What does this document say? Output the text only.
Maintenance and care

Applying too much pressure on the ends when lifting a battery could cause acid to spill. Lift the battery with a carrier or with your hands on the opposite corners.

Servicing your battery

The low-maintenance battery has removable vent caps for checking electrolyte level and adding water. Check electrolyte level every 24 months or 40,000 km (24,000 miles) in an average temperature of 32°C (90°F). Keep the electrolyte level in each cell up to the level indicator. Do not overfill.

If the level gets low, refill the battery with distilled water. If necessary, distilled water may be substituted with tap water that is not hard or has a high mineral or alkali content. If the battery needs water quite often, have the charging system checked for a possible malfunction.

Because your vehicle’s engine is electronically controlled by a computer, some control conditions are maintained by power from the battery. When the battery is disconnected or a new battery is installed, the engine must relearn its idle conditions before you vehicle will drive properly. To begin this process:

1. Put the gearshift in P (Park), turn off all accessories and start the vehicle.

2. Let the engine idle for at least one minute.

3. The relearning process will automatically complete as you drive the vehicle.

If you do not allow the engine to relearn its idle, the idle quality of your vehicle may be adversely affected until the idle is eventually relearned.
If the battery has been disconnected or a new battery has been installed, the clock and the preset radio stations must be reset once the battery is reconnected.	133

· · · ·

Aim:
Retype all of the entries precisely as they are.

Exercise solution:
What does this document say? Output the text only.
Maintenance and care

Applying too much pressure on the ends when lifting a battery could cause acid to spill. Lift the battery with a carrier or with your hands on the opposite corners.

Servicing your battery

The low-maintenance battery has removable vent caps for checking electrolyte level and adding water. Check electrolyte level every 24 months or 40,000 km (24,000 miles) in an average temperature of 32°C (90°F). Keep the electrolyte level in each cell up to the level indicator. Do not overfill.

If the level gets low, refill the battery with distilled water. If necessary, distilled water may be substituted with tap water that is not hard or has a high mineral or alkali content. If the battery needs water quite often, have the charging system checked for a possible malfunction.

Because your vehicle’s engine is electronically controlled by a computer, some control conditions are maintained by power from the battery. When the battery is disconnected or a new battery is installed, the engine must relearn its idle conditions before you vehicle will drive properly. To begin this process:

1. Put the gearshift in P (Park), turn off all accessories and start the vehicle.

2. Let the engine idle for at least one minute.

3. The relearning process will automatically complete as you drive the vehicle.

If you do not allow the engine to relearn its idle, the idle quality of your vehicle may be adversely affected until the idle is eventually relearned.
If the battery has been disconnected or a new battery has been installed, the clock and the preset radio stations must be reset once the battery is reconnected.	133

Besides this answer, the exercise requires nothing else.